Edit the records below by replacing each "speaker-icon" with "audio-icon" and leaving everything else unchanged.

- [Available records]:
════════════════
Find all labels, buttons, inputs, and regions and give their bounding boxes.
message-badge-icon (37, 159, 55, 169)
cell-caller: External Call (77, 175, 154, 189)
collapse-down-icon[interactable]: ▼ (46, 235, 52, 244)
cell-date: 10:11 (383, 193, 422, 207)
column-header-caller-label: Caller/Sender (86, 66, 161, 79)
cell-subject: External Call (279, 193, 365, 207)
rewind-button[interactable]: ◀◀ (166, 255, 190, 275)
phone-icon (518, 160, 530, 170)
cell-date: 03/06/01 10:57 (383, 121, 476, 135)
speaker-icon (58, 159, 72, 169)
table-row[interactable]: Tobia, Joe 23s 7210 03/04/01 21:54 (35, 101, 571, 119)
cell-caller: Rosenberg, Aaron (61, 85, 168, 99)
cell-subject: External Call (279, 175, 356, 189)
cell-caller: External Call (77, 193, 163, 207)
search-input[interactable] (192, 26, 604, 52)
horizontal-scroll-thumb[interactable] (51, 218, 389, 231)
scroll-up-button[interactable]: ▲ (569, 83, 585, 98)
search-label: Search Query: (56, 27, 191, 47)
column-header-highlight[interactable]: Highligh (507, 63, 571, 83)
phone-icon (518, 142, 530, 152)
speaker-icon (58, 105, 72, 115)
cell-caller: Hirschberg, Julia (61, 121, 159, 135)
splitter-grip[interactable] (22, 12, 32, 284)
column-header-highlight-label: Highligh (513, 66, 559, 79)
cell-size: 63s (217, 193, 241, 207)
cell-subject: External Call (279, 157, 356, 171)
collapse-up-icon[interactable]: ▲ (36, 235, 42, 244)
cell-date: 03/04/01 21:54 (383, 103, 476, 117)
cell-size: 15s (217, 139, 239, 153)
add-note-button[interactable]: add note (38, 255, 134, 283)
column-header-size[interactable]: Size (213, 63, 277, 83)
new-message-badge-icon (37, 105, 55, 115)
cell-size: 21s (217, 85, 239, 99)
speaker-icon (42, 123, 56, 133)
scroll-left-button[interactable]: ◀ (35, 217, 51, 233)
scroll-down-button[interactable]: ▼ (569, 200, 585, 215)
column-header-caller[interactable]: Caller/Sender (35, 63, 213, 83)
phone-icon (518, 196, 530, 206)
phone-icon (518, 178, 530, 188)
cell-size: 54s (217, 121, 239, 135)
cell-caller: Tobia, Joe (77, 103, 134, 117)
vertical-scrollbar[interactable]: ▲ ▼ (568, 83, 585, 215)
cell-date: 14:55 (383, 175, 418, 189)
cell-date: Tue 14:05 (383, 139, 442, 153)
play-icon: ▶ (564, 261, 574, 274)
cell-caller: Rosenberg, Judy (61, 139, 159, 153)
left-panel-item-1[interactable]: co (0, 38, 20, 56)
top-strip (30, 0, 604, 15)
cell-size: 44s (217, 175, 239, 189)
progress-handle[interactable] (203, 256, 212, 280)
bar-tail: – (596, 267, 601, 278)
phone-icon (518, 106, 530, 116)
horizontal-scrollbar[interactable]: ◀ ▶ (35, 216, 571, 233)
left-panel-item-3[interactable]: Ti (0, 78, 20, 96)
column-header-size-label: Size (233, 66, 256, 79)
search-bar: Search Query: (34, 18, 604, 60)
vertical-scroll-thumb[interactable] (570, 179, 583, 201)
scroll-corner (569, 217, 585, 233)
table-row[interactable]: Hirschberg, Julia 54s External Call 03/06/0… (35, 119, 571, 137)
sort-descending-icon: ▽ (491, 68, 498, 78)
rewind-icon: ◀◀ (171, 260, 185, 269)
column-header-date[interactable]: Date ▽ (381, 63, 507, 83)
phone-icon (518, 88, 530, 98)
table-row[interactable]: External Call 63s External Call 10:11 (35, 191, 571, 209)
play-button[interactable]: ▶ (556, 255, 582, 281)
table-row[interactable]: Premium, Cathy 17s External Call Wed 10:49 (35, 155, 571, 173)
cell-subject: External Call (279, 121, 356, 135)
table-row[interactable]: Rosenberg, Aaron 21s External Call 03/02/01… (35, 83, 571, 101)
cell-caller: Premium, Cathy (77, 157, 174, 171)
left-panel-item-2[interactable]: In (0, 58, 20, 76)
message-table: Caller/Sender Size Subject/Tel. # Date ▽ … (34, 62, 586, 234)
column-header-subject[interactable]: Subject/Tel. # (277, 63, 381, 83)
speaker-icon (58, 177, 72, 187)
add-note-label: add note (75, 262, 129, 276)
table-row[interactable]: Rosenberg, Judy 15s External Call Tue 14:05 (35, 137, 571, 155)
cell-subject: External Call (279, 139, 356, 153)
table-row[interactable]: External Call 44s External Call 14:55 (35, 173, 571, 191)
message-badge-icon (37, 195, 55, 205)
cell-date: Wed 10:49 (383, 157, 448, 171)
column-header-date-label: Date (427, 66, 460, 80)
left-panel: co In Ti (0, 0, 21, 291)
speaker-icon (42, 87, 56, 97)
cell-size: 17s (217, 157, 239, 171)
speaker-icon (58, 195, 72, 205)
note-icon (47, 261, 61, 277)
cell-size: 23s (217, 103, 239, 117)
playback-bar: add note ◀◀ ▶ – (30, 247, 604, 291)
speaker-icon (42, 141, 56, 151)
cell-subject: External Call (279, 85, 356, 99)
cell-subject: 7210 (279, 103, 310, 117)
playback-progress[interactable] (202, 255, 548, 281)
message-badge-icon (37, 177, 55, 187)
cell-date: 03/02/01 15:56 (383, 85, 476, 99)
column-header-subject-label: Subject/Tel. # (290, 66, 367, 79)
════════════════
- [Output for this exercise]:
Find all labels, buttons, inputs, and regions and give their bounding boxes.
message-badge-icon (37, 159, 55, 169)
cell-caller: External Call (77, 175, 154, 189)
collapse-down-icon[interactable]: ▼ (46, 235, 52, 244)
cell-date: 10:11 (383, 193, 422, 207)
column-header-caller-label: Caller/Sender (86, 66, 161, 79)
cell-subject: External Call (279, 193, 365, 207)
rewind-button[interactable]: ◀◀ (166, 255, 190, 275)
phone-icon (518, 160, 530, 170)
cell-date: 03/06/01 10:57 (383, 121, 476, 135)
audio-icon (58, 159, 72, 169)
table-row[interactable]: Tobia, Joe 23s 7210 03/04/01 21:54 (35, 101, 571, 119)
cell-caller: Rosenberg, Aaron (61, 85, 168, 99)
cell-subject: External Call (279, 175, 356, 189)
cell-caller: External Call (77, 193, 163, 207)
search-input[interactable] (192, 26, 604, 52)
horizontal-scroll-thumb[interactable] (51, 218, 389, 231)
scroll-up-button[interactable]: ▲ (569, 83, 585, 98)
search-label: Search Query: (56, 27, 191, 47)
column-header-highlight[interactable]: Highligh (507, 63, 571, 83)
phone-icon (518, 142, 530, 152)
audio-icon (58, 105, 72, 115)
cell-caller: Hirschberg, Julia (61, 121, 159, 135)
splitter-grip[interactable] (22, 12, 32, 284)
column-header-highlight-label: Highligh (513, 66, 559, 79)
cell-size: 63s (217, 193, 241, 207)
cell-subject: External Call (279, 157, 356, 171)
collapse-up-icon[interactable]: ▲ (36, 235, 42, 244)
cell-date: 03/04/01 21:54 (383, 103, 476, 117)
cell-size: 15s (217, 139, 239, 153)
add-note-button[interactable]: add note (38, 255, 134, 283)
column-header-size[interactable]: Size (213, 63, 277, 83)
new-message-badge-icon (37, 105, 55, 115)
cell-size: 21s (217, 85, 239, 99)
audio-icon (42, 123, 56, 133)
scroll-left-button[interactable]: ◀ (35, 217, 51, 233)
scroll-down-button[interactable]: ▼ (569, 200, 585, 215)
column-header-caller[interactable]: Caller/Sender (35, 63, 213, 83)
phone-icon (518, 196, 530, 206)
phone-icon (518, 178, 530, 188)
cell-size: 54s (217, 121, 239, 135)
cell-caller: Tobia, Joe (77, 103, 134, 117)
vertical-scrollbar[interactable]: ▲ ▼ (568, 83, 585, 215)
cell-date: 14:55 (383, 175, 418, 189)
cell-date: Tue 14:05 (383, 139, 442, 153)
play-icon: ▶ (564, 261, 574, 274)
cell-caller: Rosenberg, Judy (61, 139, 159, 153)
left-panel-item-1[interactable]: co (0, 38, 20, 56)
top-strip (30, 0, 604, 15)
cell-size: 44s (217, 175, 239, 189)
progress-handle[interactable] (203, 256, 212, 280)
bar-tail: – (596, 267, 601, 278)
phone-icon (518, 106, 530, 116)
horizontal-scrollbar[interactable]: ◀ ▶ (35, 216, 571, 233)
left-panel-item-3[interactable]: Ti (0, 78, 20, 96)
column-header-size-label: Size (233, 66, 256, 79)
search-bar: Search Query: (34, 18, 604, 60)
vertical-scroll-thumb[interactable] (570, 179, 583, 201)
scroll-corner (569, 217, 585, 233)
table-row[interactable]: Hirschberg, Julia 54s External Call 03/06/0… (35, 119, 571, 137)
sort-descending-icon: ▽ (491, 68, 498, 78)
rewind-icon: ◀◀ (171, 260, 185, 269)
column-header-date[interactable]: Date ▽ (381, 63, 507, 83)
phone-icon (518, 88, 530, 98)
table-row[interactable]: External Call 63s External Call 10:11 (35, 191, 571, 209)
play-button[interactable]: ▶ (556, 255, 582, 281)
table-row[interactable]: Premium, Cathy 17s External Call Wed 10:49 (35, 155, 571, 173)
cell-subject: External Call (279, 121, 356, 135)
table-row[interactable]: Rosenberg, Aaron 21s External Call 03/02/01… (35, 83, 571, 101)
cell-caller: Premium, Cathy (77, 157, 174, 171)
left-panel-item-2[interactable]: In (0, 58, 20, 76)
message-table: Caller/Sender Size Subject/Tel. # Date ▽ … (34, 62, 586, 234)
column-header-subject[interactable]: Subject/Tel. # (277, 63, 381, 83)
audio-icon (58, 177, 72, 187)
add-note-label: add note (75, 262, 129, 276)
table-row[interactable]: Rosenberg, Judy 15s External Call Tue 14:05 (35, 137, 571, 155)
cell-subject: External Call (279, 139, 356, 153)
table-row[interactable]: External Call 44s External Call 14:55 (35, 173, 571, 191)
message-badge-icon (37, 195, 55, 205)
cell-date: Wed 10:49 (383, 157, 448, 171)
column-header-date-label: Date (427, 66, 460, 80)
left-panel: co In Ti (0, 0, 21, 291)
audio-icon (42, 87, 56, 97)
cell-size: 17s (217, 157, 239, 171)
audio-icon (58, 195, 72, 205)
note-icon (47, 261, 61, 277)
cell-size: 23s (217, 103, 239, 117)
playback-bar: add note ◀◀ ▶ – (30, 247, 604, 291)
audio-icon (42, 141, 56, 151)
cell-subject: External Call (279, 85, 356, 99)
cell-subject: 7210 (279, 103, 310, 117)
playback-progress[interactable] (202, 255, 548, 281)
message-badge-icon (37, 177, 55, 187)
cell-date: 03/02/01 15:56 (383, 85, 476, 99)
column-header-subject-label: Subject/Tel. # (290, 66, 367, 79)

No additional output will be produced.